- _TASK BRIEF_:
Reproduce each of the lines word for word.

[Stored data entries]
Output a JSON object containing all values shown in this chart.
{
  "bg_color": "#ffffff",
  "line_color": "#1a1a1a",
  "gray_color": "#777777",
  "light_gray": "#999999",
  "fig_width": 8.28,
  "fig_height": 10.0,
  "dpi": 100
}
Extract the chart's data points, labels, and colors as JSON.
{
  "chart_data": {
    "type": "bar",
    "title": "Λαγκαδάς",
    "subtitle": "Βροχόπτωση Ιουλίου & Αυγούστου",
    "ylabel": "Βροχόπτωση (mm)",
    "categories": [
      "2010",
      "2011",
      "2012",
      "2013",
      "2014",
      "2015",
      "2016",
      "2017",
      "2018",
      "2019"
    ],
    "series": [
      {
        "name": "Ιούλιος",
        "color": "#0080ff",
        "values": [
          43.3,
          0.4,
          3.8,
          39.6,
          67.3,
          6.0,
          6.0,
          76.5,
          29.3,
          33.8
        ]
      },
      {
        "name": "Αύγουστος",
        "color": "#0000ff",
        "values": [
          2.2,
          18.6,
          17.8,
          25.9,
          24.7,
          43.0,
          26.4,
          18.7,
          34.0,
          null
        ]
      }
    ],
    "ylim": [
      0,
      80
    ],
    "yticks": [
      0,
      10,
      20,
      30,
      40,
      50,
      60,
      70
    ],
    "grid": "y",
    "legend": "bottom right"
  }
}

- _SOLUTION FOR THIS TASK_:
Output a JSON object containing all values shown in this chart.
{
  "bg_color": "#ffffff",
  "line_color": "#1a1a1a",
  "gray_color": "#777777",
  "light_gray": "#999999",
  "fig_width": 8.28,
  "fig_height": 10.0,
  "dpi": 100
}
Extract the chart's data points, labels, and colors as JSON.
{
  "chart_data": {
    "type": "bar",
    "title": "Λαγκαδάς",
    "subtitle": "Βροχόπτωση Ιουλίου & Αυγούστου",
    "ylabel": "Βροχόπτωση (mm)",
    "categories": [
      "2010",
      "2011",
      "2012",
      "2013",
      "2014",
      "2015",
      "2016",
      "2017",
      "2018",
      "2019"
    ],
    "series": [
      {
        "name": "Ιούλιος",
        "color": "#0080ff",
        "values": [
          43.3,
          0.4,
          3.8,
          39.6,
          67.3,
          6.0,
          6.0,
          76.5,
          29.3,
          33.8
        ]
      },
      {
        "name": "Αύγουστος",
        "color": "#0000ff",
        "values": [
          2.2,
          18.6,
          17.8,
          25.9,
          24.7,
          43.0,
          26.4,
          18.7,
          34.0,
          null
        ]
      }
    ],
    "ylim": [
      0,
      80
    ],
    "yticks": [
      0,
      10,
      20,
      30,
      40,
      50,
      60,
      70
    ],
    "grid": "y",
    "legend": "bottom right"
  }
}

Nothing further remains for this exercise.